THE REQUEST = Restate the listing that follows word for word, without its pictures.

MATERIAL SHOWN =
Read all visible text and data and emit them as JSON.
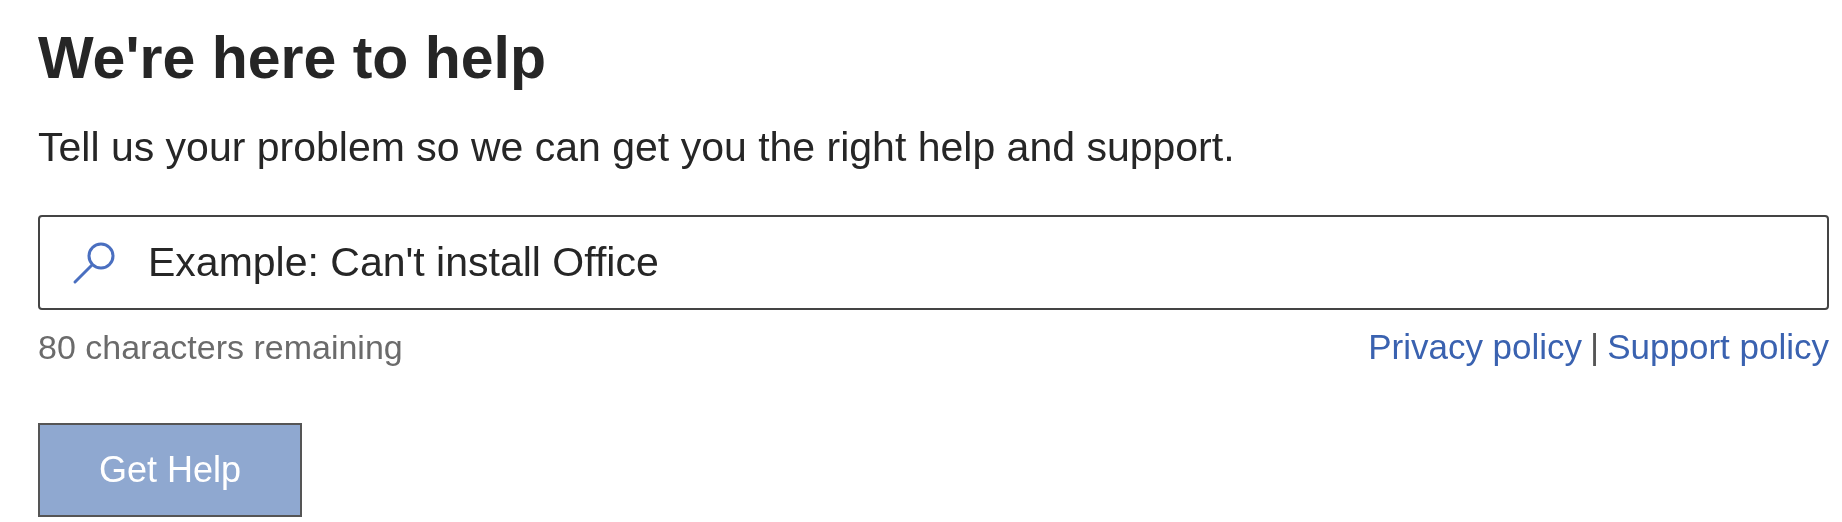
{
  "heading": "We're here to help",
  "subtitle": "Tell us your problem so we can get you the right help and support.",
  "search": {
    "placeholder": "Example: Can't install Office"
  },
  "counter": "80 characters remaining",
  "links": [
    {
      "label": "Privacy policy"
    },
    {
      "label": "Support policy"
    }
  ],
  "separator": "|",
  "button": {
    "label": "Get Help",
    "disabled": true
  }
}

TASK ANSWER =
Read all visible text and data and emit them as JSON.
{
  "heading": "We're here to help",
  "subtitle": "Tell us your problem so we can get you the right help and support.",
  "search": {
    "placeholder": "Example: Can't install Office"
  },
  "counter": "80 characters remaining",
  "links": [
    {
      "label": "Privacy policy"
    },
    {
      "label": "Support policy"
    }
  ],
  "separator": "|",
  "button": {
    "label": "Get Help",
    "disabled": true
  }
}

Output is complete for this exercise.